__Problem description__. Find all lines in the listing that include the word "value", then copy them.

Some records:
■ ■ ■ ■

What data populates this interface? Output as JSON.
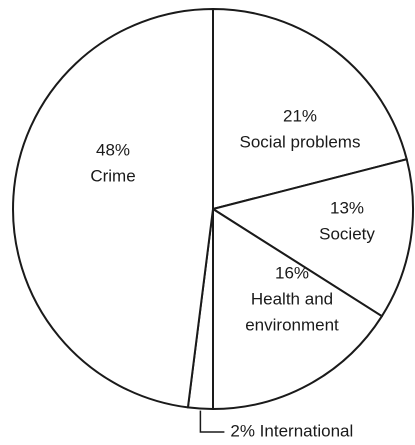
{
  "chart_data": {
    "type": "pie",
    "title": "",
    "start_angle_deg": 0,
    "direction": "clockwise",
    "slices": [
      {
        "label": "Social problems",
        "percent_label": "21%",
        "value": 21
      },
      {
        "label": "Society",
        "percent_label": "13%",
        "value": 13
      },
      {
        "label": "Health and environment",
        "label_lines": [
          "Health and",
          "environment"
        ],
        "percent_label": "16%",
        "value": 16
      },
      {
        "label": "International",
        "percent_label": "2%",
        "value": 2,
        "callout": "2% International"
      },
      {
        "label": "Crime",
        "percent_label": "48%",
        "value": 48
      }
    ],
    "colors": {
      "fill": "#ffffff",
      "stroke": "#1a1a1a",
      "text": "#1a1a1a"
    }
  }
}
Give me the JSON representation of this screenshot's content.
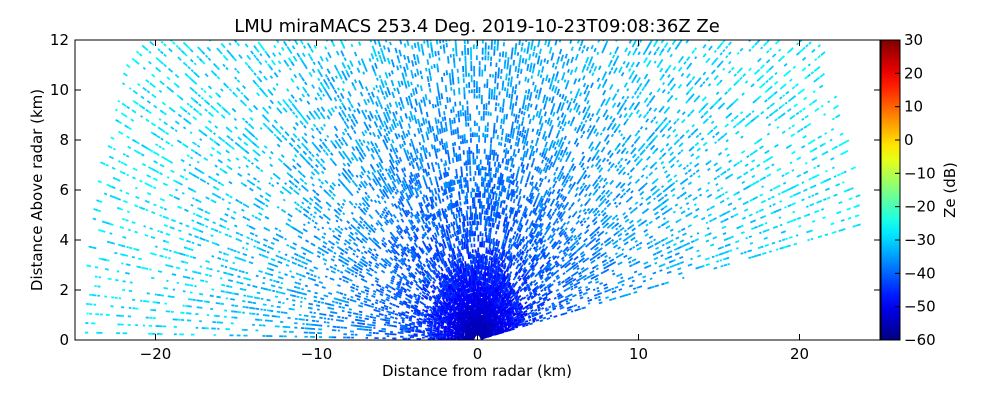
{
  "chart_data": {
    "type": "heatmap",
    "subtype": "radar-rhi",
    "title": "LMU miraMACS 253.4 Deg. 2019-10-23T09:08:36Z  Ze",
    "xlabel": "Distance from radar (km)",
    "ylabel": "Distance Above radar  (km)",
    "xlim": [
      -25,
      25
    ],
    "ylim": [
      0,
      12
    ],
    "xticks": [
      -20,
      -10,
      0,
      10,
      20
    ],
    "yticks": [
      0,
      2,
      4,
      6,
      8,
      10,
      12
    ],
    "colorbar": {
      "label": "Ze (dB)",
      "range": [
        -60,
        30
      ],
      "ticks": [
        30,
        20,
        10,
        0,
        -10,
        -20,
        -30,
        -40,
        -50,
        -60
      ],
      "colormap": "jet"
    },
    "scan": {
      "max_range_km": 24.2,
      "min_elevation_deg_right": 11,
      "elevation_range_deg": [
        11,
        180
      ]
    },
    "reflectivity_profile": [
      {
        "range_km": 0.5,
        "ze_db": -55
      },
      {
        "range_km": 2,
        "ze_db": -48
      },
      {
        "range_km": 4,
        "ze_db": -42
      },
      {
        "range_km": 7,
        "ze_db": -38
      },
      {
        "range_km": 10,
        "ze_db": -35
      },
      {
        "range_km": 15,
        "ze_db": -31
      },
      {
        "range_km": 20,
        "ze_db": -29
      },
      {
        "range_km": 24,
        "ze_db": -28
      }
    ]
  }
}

■ ■ ■ ■

__Finished exercise__.
        "value": 21
        "value": 13
        "value": 16
        "value": 2,
        "value": 48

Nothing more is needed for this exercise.